(Part of a data file)
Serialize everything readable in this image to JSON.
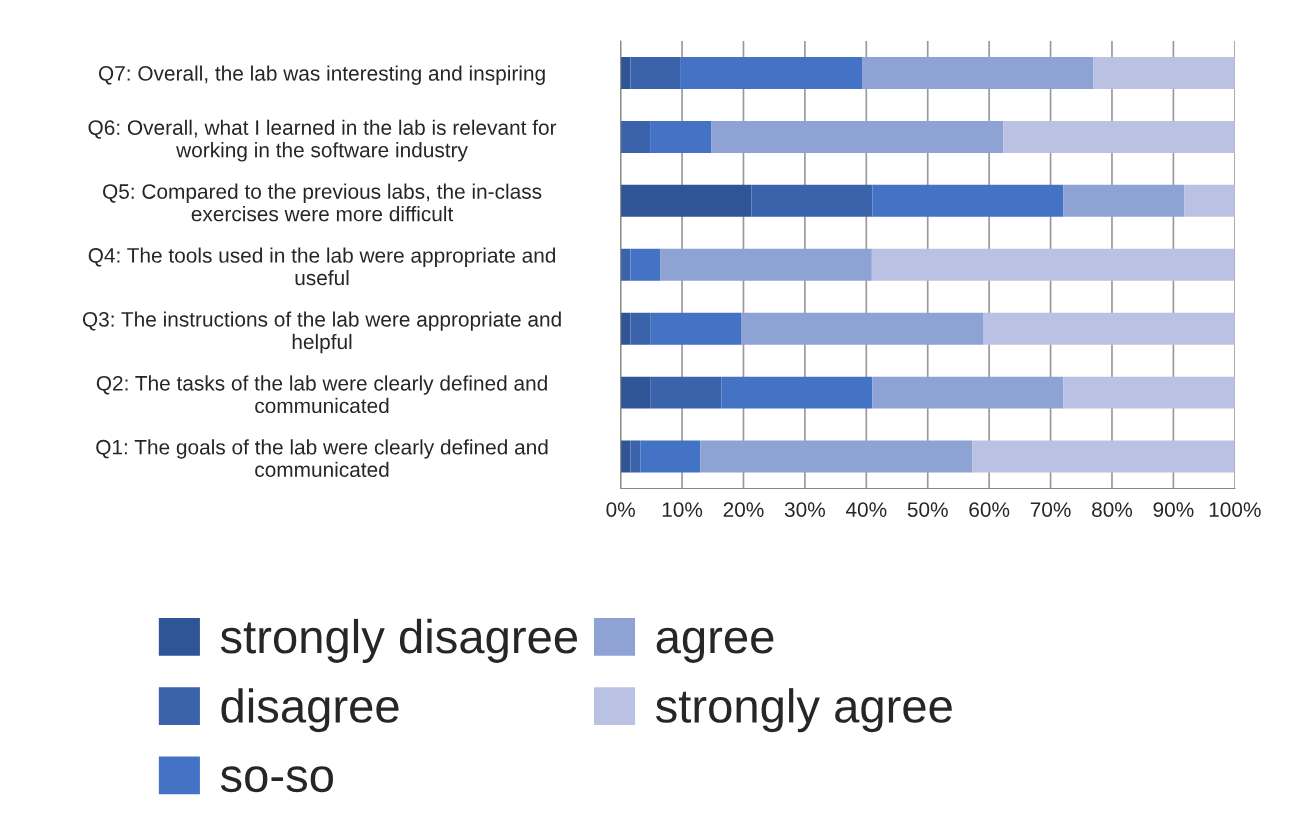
{
  "chart_data": {
    "type": "bar",
    "orientation": "horizontal",
    "stacked": true,
    "categories": [
      "Q7: Overall, the lab was interesting and inspiring",
      "Q6: Overall, what I learned in the lab is relevant for\nworking in the software industry",
      "Q5: Compared to the previous labs, the in-class\nexercises were more difficult",
      "Q4: The tools used in the lab were appropriate and\nuseful",
      "Q3: The instructions of the lab were appropriate and\nhelpful",
      "Q2: The tasks of the lab were clearly defined and\ncommunicated",
      "Q1: The goals of the lab were clearly defined and\ncommunicated"
    ],
    "series": [
      {
        "name": "strongly disagree",
        "color": "#2f5597",
        "values": [
          1.6,
          0,
          21.3,
          0,
          1.6,
          4.9,
          1.6
        ]
      },
      {
        "name": "disagree",
        "color": "#3a63ac",
        "values": [
          8.2,
          4.8,
          19.7,
          1.6,
          3.3,
          11.5,
          1.6
        ]
      },
      {
        "name": "so-so",
        "color": "#4472c4",
        "values": [
          29.5,
          10.0,
          31.1,
          4.9,
          14.8,
          24.6,
          9.8
        ]
      },
      {
        "name": "agree",
        "color": "#8fa2d4",
        "values": [
          37.7,
          47.5,
          19.7,
          34.4,
          39.3,
          31.1,
          44.3
        ]
      },
      {
        "name": "strongly agree",
        "color": "#b9c2e2",
        "values": [
          23.0,
          37.7,
          8.2,
          59.0,
          41.0,
          27.9,
          42.6
        ]
      }
    ],
    "xlim": [
      0,
      100
    ],
    "xticks": [
      {
        "value": 0,
        "label": "0%"
      },
      {
        "value": 10,
        "label": "10%"
      },
      {
        "value": 20,
        "label": "20%"
      },
      {
        "value": 30,
        "label": "30%"
      },
      {
        "value": 40,
        "label": "40%"
      },
      {
        "value": 50,
        "label": "50%"
      },
      {
        "value": 60,
        "label": "60%"
      },
      {
        "value": 70,
        "label": "70%"
      },
      {
        "value": 80,
        "label": "80%"
      },
      {
        "value": 90,
        "label": "90%"
      },
      {
        "value": 100,
        "label": "100%"
      }
    ],
    "grid": "x",
    "legend": "bottom"
  }
}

#### [REQUIREMENTS]
Going through the entries above, tally each line that has the word "name". Answer with the number only.

#### [RESPONSE TO THIS TASK]
5